Provided records →
══════════════════════════════

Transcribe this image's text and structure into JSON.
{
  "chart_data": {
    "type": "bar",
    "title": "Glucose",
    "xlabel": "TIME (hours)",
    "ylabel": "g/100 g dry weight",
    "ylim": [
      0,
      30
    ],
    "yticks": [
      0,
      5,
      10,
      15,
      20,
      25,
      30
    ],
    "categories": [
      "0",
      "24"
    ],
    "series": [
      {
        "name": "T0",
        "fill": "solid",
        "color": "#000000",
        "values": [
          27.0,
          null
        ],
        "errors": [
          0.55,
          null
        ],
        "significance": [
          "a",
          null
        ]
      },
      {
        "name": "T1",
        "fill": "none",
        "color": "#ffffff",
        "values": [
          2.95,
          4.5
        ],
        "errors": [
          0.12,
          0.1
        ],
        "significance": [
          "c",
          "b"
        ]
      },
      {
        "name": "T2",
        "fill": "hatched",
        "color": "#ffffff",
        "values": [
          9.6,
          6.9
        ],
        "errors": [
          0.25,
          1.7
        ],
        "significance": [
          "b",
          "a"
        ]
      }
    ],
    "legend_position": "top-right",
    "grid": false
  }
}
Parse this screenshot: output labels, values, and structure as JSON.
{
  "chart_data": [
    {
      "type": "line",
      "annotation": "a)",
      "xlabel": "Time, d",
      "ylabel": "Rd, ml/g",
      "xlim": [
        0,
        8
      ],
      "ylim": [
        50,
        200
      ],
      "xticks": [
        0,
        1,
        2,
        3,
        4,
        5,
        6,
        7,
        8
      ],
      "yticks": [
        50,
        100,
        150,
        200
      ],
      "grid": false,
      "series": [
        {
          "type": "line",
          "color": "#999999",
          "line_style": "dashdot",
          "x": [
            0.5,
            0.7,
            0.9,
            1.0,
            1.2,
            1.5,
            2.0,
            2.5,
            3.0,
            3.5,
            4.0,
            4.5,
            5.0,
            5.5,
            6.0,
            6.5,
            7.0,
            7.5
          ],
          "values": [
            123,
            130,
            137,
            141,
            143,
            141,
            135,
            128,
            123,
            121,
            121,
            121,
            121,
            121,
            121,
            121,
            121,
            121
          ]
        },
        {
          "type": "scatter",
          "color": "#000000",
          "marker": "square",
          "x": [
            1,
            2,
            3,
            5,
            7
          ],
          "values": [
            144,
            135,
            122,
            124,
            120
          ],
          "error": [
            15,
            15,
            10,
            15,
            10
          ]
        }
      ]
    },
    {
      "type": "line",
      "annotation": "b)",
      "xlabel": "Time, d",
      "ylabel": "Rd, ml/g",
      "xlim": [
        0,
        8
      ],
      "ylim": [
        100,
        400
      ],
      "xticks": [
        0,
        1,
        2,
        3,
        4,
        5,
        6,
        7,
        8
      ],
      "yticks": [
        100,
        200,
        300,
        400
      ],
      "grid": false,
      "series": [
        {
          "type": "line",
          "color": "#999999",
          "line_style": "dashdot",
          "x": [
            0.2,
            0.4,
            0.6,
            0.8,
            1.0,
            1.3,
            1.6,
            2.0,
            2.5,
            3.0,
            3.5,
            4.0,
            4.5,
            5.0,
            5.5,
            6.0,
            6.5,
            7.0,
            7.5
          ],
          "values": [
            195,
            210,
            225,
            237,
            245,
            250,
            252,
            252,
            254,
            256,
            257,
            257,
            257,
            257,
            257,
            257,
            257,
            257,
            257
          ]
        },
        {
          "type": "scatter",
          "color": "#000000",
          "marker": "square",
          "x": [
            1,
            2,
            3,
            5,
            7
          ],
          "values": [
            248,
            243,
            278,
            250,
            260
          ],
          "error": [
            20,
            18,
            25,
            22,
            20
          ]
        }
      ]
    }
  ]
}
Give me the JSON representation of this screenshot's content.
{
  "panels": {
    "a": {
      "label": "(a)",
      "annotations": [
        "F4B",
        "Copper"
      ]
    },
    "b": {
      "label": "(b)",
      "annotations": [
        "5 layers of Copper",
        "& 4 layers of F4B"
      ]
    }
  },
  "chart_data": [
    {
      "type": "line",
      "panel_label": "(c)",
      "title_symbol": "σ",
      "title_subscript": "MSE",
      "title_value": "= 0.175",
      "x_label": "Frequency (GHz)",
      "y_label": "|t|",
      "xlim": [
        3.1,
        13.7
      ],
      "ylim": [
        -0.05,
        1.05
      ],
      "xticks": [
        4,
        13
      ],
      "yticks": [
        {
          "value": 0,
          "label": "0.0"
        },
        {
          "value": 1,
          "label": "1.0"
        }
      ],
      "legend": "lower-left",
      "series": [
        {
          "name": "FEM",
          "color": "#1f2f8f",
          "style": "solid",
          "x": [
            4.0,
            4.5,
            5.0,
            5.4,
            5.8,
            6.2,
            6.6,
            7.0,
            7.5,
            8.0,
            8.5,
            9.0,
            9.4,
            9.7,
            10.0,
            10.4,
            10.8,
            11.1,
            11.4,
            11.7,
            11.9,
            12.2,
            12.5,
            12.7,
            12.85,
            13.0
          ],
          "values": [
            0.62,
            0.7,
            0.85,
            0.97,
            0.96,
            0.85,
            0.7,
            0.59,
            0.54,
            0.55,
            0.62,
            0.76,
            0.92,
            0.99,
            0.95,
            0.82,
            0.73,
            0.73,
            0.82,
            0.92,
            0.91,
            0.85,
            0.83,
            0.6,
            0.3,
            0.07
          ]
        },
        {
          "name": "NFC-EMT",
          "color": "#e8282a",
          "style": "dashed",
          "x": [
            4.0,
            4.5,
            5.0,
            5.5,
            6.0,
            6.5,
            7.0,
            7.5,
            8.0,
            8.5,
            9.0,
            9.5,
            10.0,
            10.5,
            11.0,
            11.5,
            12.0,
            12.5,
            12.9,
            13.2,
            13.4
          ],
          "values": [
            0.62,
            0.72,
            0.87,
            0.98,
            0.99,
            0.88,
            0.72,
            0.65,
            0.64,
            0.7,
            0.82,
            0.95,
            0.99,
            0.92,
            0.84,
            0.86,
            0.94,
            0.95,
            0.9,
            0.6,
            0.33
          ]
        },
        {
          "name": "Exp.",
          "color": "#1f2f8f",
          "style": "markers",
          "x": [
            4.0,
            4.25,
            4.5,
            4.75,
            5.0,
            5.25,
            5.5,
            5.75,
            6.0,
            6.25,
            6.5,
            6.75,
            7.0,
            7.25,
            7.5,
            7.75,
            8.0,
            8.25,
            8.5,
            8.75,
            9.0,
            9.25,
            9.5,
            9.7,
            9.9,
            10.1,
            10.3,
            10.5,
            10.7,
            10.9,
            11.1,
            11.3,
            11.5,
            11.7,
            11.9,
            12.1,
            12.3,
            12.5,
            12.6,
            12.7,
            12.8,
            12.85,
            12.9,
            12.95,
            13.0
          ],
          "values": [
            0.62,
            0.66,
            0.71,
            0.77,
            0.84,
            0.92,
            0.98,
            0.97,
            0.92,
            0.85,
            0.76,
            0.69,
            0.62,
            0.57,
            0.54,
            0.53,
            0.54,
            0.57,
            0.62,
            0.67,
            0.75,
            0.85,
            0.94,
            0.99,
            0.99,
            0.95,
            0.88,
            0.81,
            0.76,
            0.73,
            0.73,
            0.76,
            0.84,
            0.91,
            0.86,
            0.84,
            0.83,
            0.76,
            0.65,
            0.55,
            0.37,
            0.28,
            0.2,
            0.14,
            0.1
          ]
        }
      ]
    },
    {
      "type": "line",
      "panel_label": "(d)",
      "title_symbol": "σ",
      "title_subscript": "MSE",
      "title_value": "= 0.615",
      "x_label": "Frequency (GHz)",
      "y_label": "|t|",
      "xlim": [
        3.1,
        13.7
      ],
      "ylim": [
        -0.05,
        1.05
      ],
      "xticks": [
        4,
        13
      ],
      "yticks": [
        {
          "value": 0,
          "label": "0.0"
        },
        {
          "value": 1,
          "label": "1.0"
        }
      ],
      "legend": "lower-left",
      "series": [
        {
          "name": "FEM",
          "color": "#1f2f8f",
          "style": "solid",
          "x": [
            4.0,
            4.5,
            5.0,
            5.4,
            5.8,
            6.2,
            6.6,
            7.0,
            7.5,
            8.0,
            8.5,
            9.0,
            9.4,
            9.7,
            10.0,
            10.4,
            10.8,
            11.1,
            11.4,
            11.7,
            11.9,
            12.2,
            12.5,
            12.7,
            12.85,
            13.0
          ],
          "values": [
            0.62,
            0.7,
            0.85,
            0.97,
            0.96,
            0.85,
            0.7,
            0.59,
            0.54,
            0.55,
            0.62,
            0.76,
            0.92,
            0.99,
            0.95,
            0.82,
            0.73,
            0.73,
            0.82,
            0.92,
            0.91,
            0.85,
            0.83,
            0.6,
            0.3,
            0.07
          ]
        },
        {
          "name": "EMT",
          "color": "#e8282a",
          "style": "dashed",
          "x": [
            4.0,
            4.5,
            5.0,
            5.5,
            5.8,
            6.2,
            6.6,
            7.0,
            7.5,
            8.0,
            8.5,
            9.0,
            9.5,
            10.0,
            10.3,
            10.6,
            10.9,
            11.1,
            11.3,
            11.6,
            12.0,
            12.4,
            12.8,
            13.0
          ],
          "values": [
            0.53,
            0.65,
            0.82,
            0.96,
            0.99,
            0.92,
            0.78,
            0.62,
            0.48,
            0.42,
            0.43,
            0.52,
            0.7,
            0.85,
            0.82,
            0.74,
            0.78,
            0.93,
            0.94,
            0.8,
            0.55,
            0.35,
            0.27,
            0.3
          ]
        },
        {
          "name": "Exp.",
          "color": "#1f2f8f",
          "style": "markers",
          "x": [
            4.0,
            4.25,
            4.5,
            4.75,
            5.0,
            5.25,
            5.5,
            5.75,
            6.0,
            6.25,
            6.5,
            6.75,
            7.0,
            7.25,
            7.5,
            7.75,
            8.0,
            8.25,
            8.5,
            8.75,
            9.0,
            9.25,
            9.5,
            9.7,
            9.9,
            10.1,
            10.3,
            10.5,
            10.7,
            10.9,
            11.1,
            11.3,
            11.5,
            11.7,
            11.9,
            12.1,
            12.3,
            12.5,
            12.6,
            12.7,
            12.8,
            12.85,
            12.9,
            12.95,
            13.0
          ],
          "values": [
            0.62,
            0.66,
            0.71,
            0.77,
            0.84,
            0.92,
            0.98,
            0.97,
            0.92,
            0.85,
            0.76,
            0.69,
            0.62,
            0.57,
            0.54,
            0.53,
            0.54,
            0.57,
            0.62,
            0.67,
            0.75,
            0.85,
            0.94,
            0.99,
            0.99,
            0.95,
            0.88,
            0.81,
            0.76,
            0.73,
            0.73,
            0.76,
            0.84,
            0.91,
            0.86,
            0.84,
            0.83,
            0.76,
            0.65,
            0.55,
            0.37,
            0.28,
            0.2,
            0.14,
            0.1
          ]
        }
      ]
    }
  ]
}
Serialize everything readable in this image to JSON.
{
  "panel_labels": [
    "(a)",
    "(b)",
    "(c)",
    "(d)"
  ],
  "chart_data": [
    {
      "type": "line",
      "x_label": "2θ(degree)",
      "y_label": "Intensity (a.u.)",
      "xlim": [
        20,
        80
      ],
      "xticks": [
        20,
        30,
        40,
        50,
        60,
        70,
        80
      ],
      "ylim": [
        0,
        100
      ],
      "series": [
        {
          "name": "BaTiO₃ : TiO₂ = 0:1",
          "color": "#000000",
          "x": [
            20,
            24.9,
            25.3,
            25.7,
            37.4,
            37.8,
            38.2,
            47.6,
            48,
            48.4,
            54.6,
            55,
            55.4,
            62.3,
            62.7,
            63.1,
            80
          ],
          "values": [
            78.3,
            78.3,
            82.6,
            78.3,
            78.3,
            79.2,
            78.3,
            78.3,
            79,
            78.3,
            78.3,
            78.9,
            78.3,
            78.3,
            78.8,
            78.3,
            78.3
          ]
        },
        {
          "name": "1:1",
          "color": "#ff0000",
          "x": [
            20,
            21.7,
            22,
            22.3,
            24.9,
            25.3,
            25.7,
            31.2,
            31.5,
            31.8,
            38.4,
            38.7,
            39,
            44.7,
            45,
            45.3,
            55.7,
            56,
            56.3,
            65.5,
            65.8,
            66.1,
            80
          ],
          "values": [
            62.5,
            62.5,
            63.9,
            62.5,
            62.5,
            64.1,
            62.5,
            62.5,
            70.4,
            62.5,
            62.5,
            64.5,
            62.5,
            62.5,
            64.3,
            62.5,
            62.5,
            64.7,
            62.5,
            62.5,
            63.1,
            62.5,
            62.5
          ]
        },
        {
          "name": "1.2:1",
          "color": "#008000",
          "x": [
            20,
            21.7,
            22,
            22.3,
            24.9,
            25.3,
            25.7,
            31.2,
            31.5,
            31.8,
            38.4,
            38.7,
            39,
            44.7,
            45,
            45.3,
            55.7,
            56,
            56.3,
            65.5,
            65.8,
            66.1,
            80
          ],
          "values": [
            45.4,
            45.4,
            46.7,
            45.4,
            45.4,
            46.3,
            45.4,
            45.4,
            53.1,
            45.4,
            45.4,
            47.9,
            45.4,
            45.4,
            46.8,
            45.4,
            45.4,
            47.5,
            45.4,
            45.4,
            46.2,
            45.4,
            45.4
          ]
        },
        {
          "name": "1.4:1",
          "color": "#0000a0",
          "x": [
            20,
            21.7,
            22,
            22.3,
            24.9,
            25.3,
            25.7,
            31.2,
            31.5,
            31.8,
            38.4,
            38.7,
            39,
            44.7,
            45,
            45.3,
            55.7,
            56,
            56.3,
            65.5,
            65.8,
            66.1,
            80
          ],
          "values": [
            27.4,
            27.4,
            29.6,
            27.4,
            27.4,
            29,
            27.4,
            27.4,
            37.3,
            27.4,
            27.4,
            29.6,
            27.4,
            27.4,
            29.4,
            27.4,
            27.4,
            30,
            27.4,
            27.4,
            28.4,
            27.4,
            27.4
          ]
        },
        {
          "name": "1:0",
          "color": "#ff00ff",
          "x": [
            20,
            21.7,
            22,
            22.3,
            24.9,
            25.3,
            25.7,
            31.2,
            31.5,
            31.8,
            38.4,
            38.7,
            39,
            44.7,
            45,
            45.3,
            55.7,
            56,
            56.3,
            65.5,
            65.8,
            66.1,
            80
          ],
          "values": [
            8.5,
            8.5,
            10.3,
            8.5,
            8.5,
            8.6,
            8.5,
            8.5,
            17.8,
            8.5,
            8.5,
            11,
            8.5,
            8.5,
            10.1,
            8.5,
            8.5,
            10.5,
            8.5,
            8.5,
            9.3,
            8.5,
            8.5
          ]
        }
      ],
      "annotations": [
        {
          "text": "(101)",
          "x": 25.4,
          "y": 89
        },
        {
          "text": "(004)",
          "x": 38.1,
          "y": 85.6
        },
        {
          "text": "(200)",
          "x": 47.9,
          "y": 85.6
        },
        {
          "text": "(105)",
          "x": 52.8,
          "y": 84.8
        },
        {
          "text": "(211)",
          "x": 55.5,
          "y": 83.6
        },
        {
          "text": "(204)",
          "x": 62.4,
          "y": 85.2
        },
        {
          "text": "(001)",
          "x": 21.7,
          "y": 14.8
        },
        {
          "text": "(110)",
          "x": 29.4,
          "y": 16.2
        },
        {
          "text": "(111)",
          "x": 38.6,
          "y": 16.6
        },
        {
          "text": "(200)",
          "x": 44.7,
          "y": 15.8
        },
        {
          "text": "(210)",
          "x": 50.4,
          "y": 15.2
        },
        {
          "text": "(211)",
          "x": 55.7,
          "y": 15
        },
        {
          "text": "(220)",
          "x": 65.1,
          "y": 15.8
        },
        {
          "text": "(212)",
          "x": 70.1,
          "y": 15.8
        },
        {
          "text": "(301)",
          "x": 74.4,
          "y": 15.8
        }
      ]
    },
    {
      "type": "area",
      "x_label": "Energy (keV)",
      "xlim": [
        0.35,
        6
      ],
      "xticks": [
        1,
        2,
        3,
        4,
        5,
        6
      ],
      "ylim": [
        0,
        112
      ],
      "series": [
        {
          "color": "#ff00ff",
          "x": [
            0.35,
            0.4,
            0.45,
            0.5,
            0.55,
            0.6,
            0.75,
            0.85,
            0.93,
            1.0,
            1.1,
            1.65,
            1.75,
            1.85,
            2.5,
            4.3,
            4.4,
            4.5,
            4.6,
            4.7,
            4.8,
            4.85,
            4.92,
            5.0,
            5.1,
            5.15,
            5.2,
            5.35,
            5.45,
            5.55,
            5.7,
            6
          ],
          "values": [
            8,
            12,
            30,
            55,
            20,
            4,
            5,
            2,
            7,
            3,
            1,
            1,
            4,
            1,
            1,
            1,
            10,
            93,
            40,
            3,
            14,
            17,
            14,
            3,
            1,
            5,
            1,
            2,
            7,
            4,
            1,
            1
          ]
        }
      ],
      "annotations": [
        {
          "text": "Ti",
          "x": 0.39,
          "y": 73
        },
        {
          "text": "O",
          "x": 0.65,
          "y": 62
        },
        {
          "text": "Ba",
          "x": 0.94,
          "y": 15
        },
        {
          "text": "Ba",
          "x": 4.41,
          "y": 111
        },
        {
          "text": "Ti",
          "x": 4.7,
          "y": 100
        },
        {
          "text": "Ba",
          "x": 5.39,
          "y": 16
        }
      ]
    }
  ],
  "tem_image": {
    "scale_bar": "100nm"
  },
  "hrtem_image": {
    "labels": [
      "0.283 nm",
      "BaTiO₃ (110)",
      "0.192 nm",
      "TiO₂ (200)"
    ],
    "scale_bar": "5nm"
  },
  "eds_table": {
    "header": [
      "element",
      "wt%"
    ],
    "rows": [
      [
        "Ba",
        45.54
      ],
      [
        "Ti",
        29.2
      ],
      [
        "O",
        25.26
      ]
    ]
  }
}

══════════════════════════════

Written request → From the listing above, collect every line that mentions the word "screenshot".

Exercise answer →
Parse this screenshot: output labels, values, and structure as JSON.
Give me the JSON representation of this screenshot's content.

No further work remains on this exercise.